• **Directions for this task**
Find how many lines hold the word "Hassan" and give that number only.

• **Dataset entries**

---

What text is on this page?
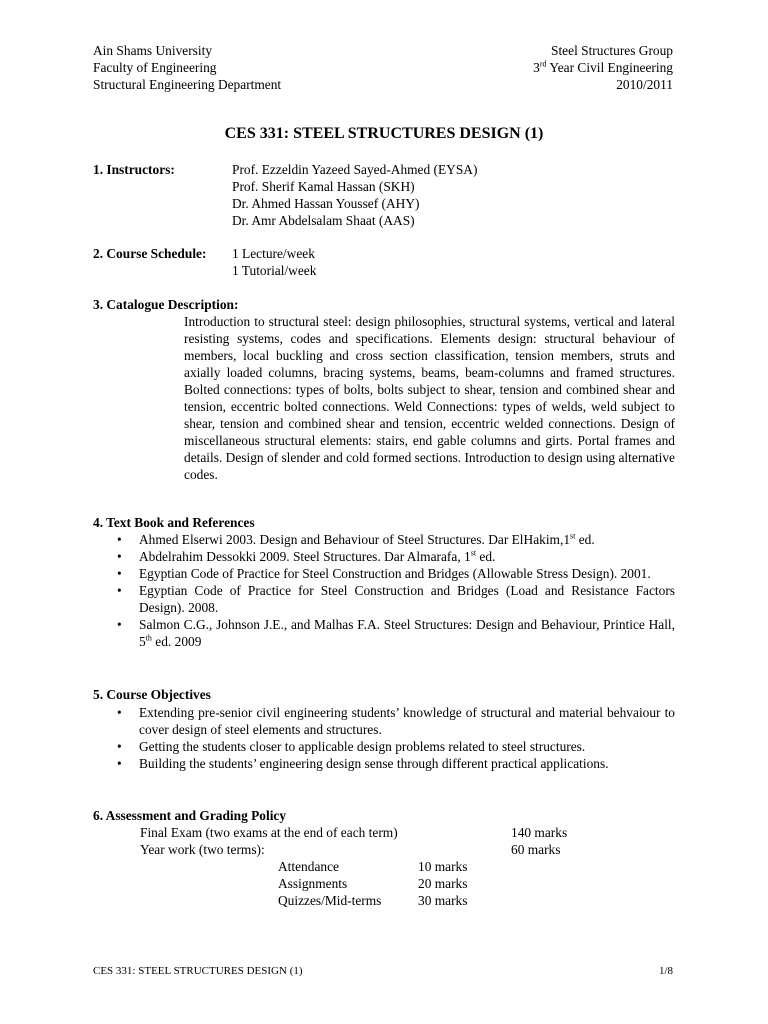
Ain Shams University
Faculty of Engineering
Structural Engineering Department
Steel Structures Group
3rd Year Civil Engineering
2010/2011
CES 331: STEEL STRUCTURES DESIGN (1)
1. Instructors:	Prof. Ezzeldin Yazeed Sayed-Ahmed (EYSA)
Prof. Sherif Kamal Hassan (SKH)
Dr. Ahmed Hassan Youssef (AHY)
Dr. Amr Abdelsalam Shaat (AAS)
2. Course Schedule: 1 Lecture/week
1 Tutorial/week
3. Catalogue Description:
Introduction to structural steel: design philosophies, structural systems, vertical and lateral resisting systems, codes and specifications. Elements design: structural behaviour of members, local buckling and cross section classification, tension members, struts and axially loaded columns, bracing systems, beams, beam-columns and framed structures. Bolted connections: types of bolts, bolts subject to shear, tension and combined shear and tension, eccentric bolted connections. Weld Connections: types of welds, weld subject to shear, tension and combined shear and tension, eccentric welded connections. Design of miscellaneous structural elements: stairs, end gable columns and girts. Portal frames and details. Design of slender and cold formed sections. Introduction to design using alternative codes.
4. Text Book and References
• Ahmed Elserwi 2003. Design and Behaviour of Steel Structures. Dar ElHakim,1st ed.
• Abdelrahim Dessokki 2009. Steel Structures. Dar Almarafa, 1st ed.
• Egyptian Code of Practice for Steel Construction and Bridges (Allowable Stress Design). 2001.
• Egyptian Code of Practice for Steel Construction and Bridges (Load and Resistance Factors Design). 2008.
• Salmon C.G., Johnson J.E., and Malhas F.A. Steel Structures: Design and Behaviour, Printice Hall, 5th ed. 2009
5. Course Objectives
• Extending pre-senior civil engineering students’ knowledge of structural and material behvaiour to cover design of steel elements and structures.
• Getting the students closer to applicable design problems related to steel structures.
• Building the students’ engineering design sense through different practical applications.
6. Assessment and Grading Policy
Final Exam (two exams at the end of each term)	140 marks
Year work (two terms):	60 marks
Attendance	10 marks
Assignments	20 marks
Quizzes/Mid-terms	30 marks
CES 331: STEEL STRUCTURES DESIGN (1)	1/8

---

• **Output of the task**
2